▸ Dataset content:

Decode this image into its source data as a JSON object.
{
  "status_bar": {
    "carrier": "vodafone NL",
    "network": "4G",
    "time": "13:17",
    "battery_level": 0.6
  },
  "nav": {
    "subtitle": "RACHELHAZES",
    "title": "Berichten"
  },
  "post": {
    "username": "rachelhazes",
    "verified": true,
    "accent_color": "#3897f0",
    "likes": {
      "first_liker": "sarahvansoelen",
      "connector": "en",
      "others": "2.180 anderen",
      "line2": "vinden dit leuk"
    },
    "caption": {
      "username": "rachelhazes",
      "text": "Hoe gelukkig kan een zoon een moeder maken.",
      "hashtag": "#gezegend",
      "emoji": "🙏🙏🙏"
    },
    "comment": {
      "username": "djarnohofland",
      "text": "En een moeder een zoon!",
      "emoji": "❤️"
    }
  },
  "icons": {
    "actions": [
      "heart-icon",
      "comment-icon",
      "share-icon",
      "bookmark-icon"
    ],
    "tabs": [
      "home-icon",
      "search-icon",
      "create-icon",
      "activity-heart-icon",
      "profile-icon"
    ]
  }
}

▸ Directive: Write every entry out again exactly.

▸ Exercise answer:
Decode this image into its source data as a JSON object.
{
  "status_bar": {
    "carrier": "vodafone NL",
    "network": "4G",
    "time": "13:17",
    "battery_level": 0.6
  },
  "nav": {
    "subtitle": "RACHELHAZES",
    "title": "Berichten"
  },
  "post": {
    "username": "rachelhazes",
    "verified": true,
    "accent_color": "#3897f0",
    "likes": {
      "first_liker": "sarahvansoelen",
      "connector": "en",
      "others": "2.180 anderen",
      "line2": "vinden dit leuk"
    },
    "caption": {
      "username": "rachelhazes",
      "text": "Hoe gelukkig kan een zoon een moeder maken.",
      "hashtag": "#gezegend",
      "emoji": "🙏🙏🙏"
    },
    "comment": {
      "username": "djarnohofland",
      "text": "En een moeder een zoon!",
      "emoji": "❤️"
    }
  },
  "icons": {
    "actions": [
      "heart-icon",
      "comment-icon",
      "share-icon",
      "bookmark-icon"
    ],
    "tabs": [
      "home-icon",
      "search-icon",
      "create-icon",
      "activity-heart-icon",
      "profile-icon"
    ]
  }
}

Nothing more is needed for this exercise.